*WHAT IS NEEDED*. Gather up the lines that contain "name".
━━━ DATA SUPPLIED
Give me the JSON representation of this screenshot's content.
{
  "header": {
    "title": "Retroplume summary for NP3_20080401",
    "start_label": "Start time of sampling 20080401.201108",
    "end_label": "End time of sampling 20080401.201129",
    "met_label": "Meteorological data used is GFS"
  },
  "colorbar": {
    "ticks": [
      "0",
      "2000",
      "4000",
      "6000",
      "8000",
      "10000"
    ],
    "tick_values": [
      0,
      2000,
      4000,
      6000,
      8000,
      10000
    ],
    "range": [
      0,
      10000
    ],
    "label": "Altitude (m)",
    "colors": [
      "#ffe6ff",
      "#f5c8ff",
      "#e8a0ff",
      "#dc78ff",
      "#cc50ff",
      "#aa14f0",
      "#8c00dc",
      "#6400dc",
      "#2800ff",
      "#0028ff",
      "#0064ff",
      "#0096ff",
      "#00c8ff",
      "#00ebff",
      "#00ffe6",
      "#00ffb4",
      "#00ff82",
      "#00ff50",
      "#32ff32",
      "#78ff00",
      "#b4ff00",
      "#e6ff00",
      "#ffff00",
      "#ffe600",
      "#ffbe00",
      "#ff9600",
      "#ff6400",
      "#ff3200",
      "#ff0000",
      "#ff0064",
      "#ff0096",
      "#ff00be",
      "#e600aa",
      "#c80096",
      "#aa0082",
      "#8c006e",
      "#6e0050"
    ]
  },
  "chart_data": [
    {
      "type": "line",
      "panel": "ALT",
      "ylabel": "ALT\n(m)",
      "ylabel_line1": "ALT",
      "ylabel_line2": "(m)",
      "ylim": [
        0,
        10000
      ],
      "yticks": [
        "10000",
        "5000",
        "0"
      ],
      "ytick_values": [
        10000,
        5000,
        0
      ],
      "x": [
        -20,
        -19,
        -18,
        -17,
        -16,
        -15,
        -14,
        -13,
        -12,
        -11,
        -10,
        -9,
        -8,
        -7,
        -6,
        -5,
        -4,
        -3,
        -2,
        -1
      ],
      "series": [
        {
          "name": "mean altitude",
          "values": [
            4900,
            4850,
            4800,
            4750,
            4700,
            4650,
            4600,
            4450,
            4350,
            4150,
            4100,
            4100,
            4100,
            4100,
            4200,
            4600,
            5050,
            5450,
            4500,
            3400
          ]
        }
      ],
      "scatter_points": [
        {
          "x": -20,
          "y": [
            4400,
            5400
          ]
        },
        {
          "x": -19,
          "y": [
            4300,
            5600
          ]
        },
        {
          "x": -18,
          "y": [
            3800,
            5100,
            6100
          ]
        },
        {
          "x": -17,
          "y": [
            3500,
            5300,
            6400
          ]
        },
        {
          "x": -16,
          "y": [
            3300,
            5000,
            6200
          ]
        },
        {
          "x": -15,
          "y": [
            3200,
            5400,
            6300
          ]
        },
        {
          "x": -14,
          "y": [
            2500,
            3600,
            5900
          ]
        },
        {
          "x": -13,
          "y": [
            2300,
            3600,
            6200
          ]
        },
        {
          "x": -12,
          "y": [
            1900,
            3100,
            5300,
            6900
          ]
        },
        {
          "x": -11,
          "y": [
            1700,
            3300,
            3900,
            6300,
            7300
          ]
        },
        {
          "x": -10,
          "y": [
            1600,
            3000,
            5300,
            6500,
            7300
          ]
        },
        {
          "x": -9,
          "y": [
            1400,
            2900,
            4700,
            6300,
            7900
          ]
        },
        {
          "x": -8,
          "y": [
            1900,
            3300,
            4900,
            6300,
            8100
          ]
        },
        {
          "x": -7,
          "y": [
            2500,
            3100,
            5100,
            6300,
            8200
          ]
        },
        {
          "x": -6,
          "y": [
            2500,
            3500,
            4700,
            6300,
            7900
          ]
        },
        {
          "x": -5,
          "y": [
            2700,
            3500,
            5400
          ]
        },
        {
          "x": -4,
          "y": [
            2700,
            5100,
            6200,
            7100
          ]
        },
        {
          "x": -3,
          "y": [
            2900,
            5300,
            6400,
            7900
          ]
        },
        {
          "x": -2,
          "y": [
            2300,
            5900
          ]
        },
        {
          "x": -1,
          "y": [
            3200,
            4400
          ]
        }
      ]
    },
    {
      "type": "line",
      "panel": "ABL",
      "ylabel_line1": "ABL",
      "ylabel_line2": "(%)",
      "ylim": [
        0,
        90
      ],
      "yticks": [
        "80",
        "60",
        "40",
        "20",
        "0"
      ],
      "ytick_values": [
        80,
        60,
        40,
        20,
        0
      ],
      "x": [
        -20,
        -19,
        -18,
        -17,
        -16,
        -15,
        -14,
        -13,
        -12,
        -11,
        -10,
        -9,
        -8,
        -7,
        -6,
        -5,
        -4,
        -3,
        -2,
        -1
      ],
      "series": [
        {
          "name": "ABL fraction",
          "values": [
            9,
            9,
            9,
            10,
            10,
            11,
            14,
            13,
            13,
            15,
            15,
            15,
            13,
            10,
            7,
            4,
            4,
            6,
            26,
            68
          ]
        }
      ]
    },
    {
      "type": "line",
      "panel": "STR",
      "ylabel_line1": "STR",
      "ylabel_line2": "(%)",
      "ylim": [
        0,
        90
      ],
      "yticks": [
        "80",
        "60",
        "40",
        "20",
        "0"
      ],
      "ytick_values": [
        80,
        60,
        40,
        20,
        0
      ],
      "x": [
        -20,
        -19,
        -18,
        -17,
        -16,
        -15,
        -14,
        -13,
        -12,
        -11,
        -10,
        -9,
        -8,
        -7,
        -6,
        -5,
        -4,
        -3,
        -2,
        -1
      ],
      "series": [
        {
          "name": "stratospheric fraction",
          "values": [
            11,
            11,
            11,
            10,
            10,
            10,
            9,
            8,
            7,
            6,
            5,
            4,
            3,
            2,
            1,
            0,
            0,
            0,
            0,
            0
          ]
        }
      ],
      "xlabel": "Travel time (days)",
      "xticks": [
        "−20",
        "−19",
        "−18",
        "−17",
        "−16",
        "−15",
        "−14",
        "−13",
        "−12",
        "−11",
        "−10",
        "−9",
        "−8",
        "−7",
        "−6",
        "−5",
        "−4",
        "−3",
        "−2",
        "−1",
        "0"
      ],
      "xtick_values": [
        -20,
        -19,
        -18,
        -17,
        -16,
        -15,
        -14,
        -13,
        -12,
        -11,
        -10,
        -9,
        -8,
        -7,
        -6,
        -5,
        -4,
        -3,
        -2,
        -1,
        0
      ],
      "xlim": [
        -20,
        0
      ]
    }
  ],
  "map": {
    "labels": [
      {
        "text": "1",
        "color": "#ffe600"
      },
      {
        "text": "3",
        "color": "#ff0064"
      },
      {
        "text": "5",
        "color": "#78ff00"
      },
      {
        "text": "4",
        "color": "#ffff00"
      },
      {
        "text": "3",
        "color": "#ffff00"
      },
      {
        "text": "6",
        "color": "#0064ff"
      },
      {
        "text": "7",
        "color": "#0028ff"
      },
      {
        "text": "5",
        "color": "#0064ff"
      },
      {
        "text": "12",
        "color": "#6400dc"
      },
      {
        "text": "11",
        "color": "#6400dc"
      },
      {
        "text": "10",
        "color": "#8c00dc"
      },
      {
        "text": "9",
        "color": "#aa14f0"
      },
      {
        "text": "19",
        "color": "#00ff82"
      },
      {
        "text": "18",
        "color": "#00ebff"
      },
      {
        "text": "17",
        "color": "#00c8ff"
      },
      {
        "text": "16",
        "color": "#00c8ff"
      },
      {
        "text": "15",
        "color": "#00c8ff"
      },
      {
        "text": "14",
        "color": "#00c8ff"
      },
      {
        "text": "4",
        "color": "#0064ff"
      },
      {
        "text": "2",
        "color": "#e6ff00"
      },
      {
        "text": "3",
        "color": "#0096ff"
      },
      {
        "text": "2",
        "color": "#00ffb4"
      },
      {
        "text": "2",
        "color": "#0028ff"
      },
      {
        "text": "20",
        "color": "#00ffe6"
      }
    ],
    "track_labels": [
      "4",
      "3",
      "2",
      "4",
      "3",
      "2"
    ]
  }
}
━━━━━━
*RESULT OF THIS EXERCISE*.
          "name": "mean altitude",
          "name": "ABL fraction",
          "name": "stratospheric fraction",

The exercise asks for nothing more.